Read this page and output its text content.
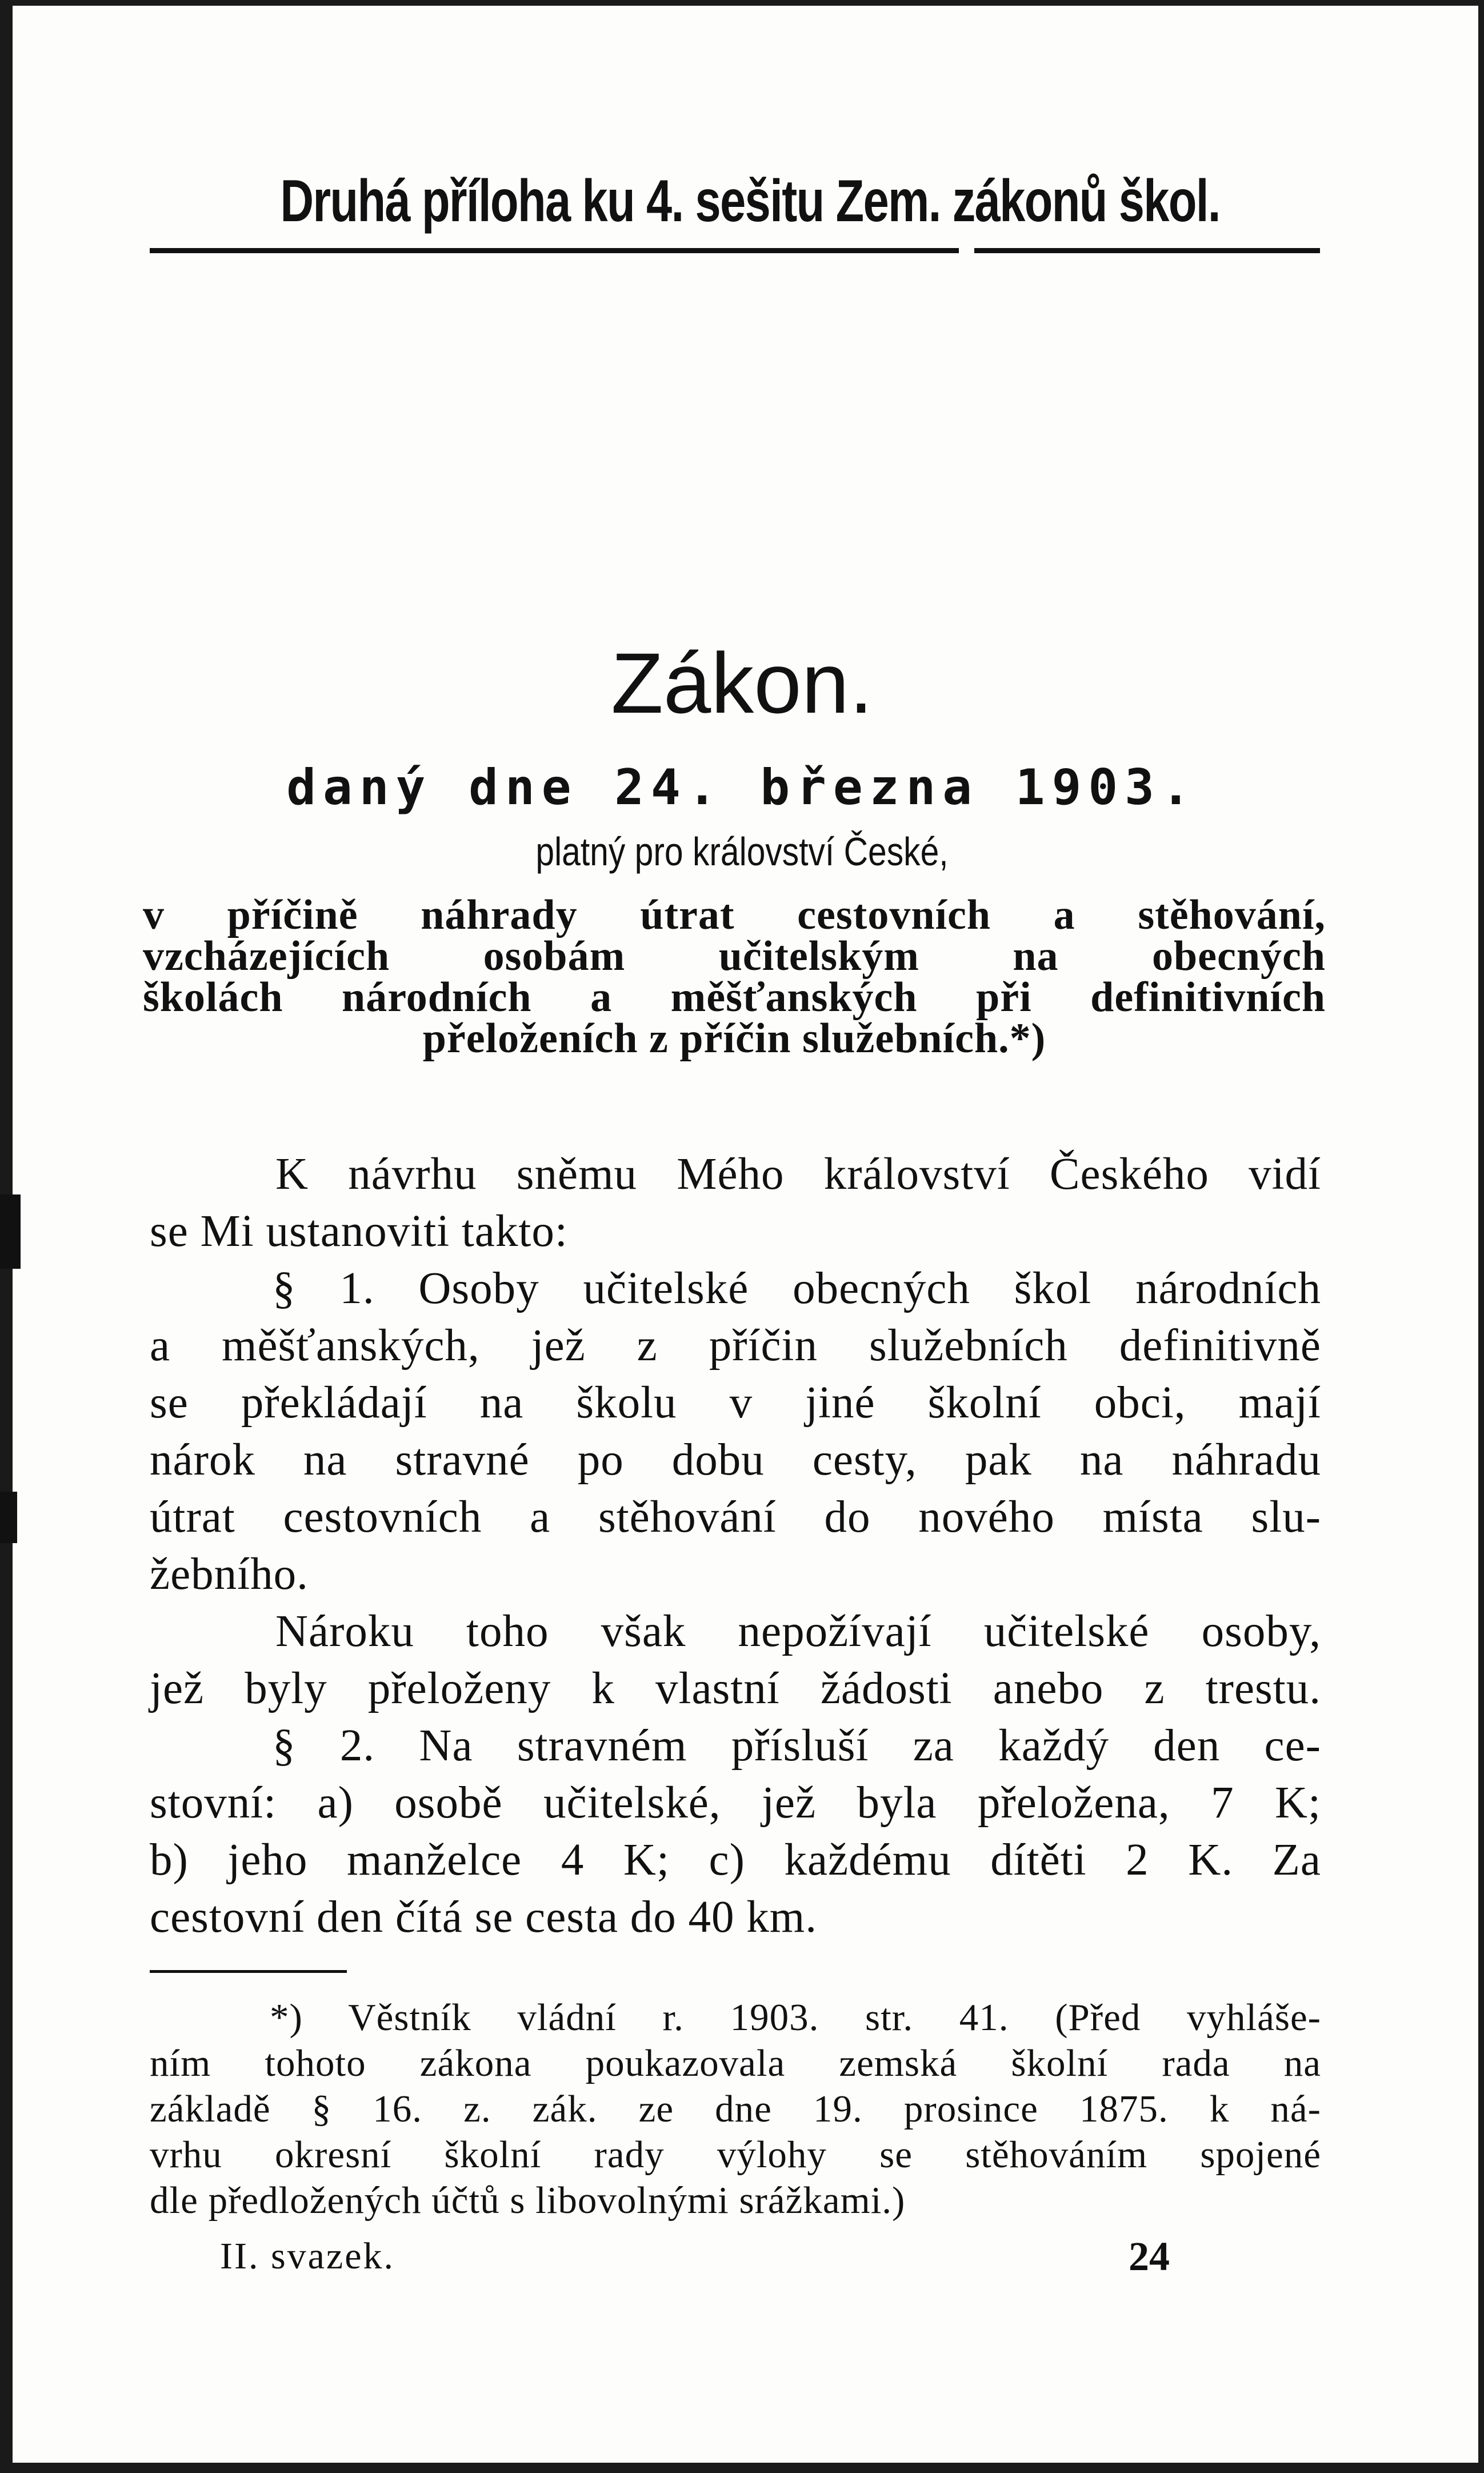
Druhá příloha ku 4. sešitu Zem. zákonů škol.
Zákon.
daný dne 24. března 1903.
platný pro království České,
v příčině náhrady útrat cestovních a stěhování,
vzcházejících osobám učitelským na obecných
školách národních a měšťanských při definitivních
přeloženích z příčin služebních.*)
K návrhu sněmu Mého království Českého vidí
se Mi ustanoviti takto:
§ 1. Osoby učitelské obecných škol národních
a měšťanských, jež z příčin služebních definitivně
se překládají na školu v jiné školní obci, mají
nárok na stravné po dobu cesty, pak na náhradu
útrat cestovních a stěhování do nového místa slu-
žebního.
Nároku toho však nepožívají učitelské osoby,
jež byly přeloženy k vlastní žádosti anebo z trestu.
§ 2. Na stravném přísluší za každý den ce-
stovní: a) osobě učitelské, jež byla přeložena, 7 K;
b) jeho manželce 4 K; c) každému dítěti 2 K. Za
cestovní den čítá se cesta do 40 km.
*) Věstník vládní r. 1903. str. 41. (Před vyhláše-
ním tohoto zákona poukazovala zemská školní rada na
základě § 16. z. zák. ze dne 19. prosince 1875. k ná-
vrhu okresní školní rady výlohy se stěhováním spojené
dle předložených účtů s libovolnými srážkami.)
II. svazek.	24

*SET EXERCISE*
Drop the images and repeat the data exactly.

*EXERCISE SOLUTION*
Read this page and output its text content.
Druhá příloha ku 4. sešitu Zem. zákonů škol.
Zákon.
daný dne 24. března 1903.
platný pro království České,
v příčině náhrady útrat cestovních a stěhování,
vzcházejících osobám učitelským na obecných
školách národních a měšťanských při definitivních
přeloženích z příčin služebních.*)
K návrhu sněmu Mého království Českého vidí
se Mi ustanoviti takto:
§ 1. Osoby učitelské obecných škol národních
a měšťanských, jež z příčin služebních definitivně
se překládají na školu v jiné školní obci, mají
nárok na stravné po dobu cesty, pak na náhradu
útrat cestovních a stěhování do nového místa slu-
žebního.
Nároku toho však nepožívají učitelské osoby,
jež byly přeloženy k vlastní žádosti anebo z trestu.
§ 2. Na stravném přísluší za každý den ce-
stovní: a) osobě učitelské, jež byla přeložena, 7 K;
b) jeho manželce 4 K; c) každému dítěti 2 K. Za
cestovní den čítá se cesta do 40 km.
*) Věstník vládní r. 1903. str. 41. (Před vyhláše-
ním tohoto zákona poukazovala zemská školní rada na
základě § 16. z. zák. ze dne 19. prosince 1875. k ná-
vrhu okresní školní rady výlohy se stěhováním spojené
dle předložených účtů s libovolnými srážkami.)
II. svazek.	24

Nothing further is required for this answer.